• **EXERCISE TASK A**
Transcribe the whole passage about the five disciplines, with no changes.

• **EXTRACT PROVIDED**
A sense of urgency ran through me.

Calvin LeHew was one of the original “Ten Brave Christians” that Sunday school teacher Sam Teague both challenged and guided in the 1960’s to “live a life that really matters.”

I was hooked.

I read and reread “the five disciplines” that Teague outlined:

– Meet once a week to pray together

– Give two hours each week to God

– Give God one-tenth of their earnings

– Spend time each morning in prayer, meditation and writing down goals

– Witness for God their experiences to others

I wasn’t quite sure how to go about it yet, but I knew I’d found my answer, to serve by being one brave Christian.

Sam Teague started his one-month experiment in March.

So I decided to conduct mine over the forty days of Lent which starts on Wednesday, Feb. 22. I will journal daily about it at and open a virtual prayer group sharing on Twitter @1bravechristian.

• **EXERCISE TASK B**
Restate word for word the lines of the listing from its first line through the line containing "red-underline [40, 275, 680, 279]", with both ends included.

Portion of a data file
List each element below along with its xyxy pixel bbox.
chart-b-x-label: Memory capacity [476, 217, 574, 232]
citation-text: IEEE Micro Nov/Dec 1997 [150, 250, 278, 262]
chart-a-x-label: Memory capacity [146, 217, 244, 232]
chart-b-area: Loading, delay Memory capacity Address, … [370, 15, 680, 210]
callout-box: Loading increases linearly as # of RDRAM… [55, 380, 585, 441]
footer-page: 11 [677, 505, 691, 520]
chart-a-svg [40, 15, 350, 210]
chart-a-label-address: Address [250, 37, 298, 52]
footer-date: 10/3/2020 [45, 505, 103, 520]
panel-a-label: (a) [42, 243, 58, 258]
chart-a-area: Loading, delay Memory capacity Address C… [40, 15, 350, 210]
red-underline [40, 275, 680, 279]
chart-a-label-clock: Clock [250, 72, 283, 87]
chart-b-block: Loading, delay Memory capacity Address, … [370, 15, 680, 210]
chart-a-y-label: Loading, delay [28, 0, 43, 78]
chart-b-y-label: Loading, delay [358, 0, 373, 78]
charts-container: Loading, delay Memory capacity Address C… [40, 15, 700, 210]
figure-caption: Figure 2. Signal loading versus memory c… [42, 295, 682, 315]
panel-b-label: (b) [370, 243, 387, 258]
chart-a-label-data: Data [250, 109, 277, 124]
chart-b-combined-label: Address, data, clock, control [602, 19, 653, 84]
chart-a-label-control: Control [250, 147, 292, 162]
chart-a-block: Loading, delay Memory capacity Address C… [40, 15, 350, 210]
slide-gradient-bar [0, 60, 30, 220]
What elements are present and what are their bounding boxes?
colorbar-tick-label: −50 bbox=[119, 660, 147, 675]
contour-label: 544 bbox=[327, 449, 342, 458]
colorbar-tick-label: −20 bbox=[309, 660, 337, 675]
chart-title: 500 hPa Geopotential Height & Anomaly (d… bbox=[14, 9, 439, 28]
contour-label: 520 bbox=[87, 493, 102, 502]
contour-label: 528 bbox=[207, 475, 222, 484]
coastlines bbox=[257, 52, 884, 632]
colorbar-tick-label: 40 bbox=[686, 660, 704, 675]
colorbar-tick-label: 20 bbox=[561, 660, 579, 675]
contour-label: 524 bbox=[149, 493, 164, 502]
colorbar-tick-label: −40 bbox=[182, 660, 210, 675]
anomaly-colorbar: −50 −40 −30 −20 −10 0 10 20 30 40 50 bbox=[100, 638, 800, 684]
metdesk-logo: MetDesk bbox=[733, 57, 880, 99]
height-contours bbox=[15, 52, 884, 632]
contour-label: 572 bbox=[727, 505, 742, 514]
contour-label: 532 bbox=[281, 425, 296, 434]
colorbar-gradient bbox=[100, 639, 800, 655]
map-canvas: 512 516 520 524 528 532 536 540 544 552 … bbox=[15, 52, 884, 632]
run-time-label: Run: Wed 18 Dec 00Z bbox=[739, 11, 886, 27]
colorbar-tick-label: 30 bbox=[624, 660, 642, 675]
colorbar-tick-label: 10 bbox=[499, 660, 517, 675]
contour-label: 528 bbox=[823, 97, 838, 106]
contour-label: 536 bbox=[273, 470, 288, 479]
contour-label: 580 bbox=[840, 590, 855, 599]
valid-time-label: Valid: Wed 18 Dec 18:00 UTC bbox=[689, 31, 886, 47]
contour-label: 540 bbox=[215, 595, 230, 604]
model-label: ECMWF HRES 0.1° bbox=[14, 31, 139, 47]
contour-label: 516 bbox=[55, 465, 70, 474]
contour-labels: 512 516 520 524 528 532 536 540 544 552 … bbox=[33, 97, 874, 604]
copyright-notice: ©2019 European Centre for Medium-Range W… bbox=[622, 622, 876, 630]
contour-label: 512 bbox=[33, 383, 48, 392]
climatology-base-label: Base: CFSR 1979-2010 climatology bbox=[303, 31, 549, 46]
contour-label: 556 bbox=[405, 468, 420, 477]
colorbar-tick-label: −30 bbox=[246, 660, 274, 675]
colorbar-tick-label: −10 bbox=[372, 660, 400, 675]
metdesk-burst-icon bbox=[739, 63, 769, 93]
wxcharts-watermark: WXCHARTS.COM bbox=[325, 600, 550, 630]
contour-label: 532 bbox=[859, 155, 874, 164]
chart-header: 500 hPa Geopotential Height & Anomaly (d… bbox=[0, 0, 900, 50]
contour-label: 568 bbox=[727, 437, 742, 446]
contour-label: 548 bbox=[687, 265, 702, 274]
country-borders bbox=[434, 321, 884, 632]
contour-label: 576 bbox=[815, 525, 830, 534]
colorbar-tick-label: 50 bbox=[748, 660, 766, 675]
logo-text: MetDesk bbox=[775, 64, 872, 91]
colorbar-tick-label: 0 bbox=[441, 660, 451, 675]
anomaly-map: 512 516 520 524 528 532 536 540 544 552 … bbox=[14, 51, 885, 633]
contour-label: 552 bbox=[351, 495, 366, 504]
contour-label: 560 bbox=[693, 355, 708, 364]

• **EXERCISE RESULT A**
A sense of urgency ran through me.

Calvin LeHew was one of the original “Ten Brave Christians” that Sunday school teacher Sam Teague both challenged and guided in the 1960’s to “live a life that really matters.”

I was hooked.

I read and reread “the five disciplines” that Teague outlined:

– Meet once a week to pray together

– Give two hours each week to God

– Give God one-tenth of their earnings

– Spend time each morning in prayer, meditation and writing down goals

– Witness for God their experiences to others

I wasn’t quite sure how to go about it yet, but I knew I’d found my answer, to serve by being one brave Christian.

Sam Teague started his one-month experiment in March.

So I decided to conduct mine over the forty days of Lent which starts on Wednesday, Feb. 22. I will journal daily about it at and open a virtual prayer group sharing on Twitter @1bravechristian.

• **EXERCISE RESULT B**
List each element below along with its xyxy pixel bbox.
chart-b-x-label: Memory capacity [476, 217, 574, 232]
citation-text: IEEE Micro Nov/Dec 1997 [150, 250, 278, 262]
chart-a-x-label: Memory capacity [146, 217, 244, 232]
chart-b-area: Loading, delay Memory capacity Address, … [370, 15, 680, 210]
callout-box: Loading increases linearly as # of RDRAM… [55, 380, 585, 441]
footer-page: 11 [677, 505, 691, 520]
chart-a-svg [40, 15, 350, 210]
chart-a-label-address: Address [250, 37, 298, 52]
footer-date: 10/3/2020 [45, 505, 103, 520]
panel-a-label: (a) [42, 243, 58, 258]
chart-a-area: Loading, delay Memory capacity Address C… [40, 15, 350, 210]
red-underline [40, 275, 680, 279]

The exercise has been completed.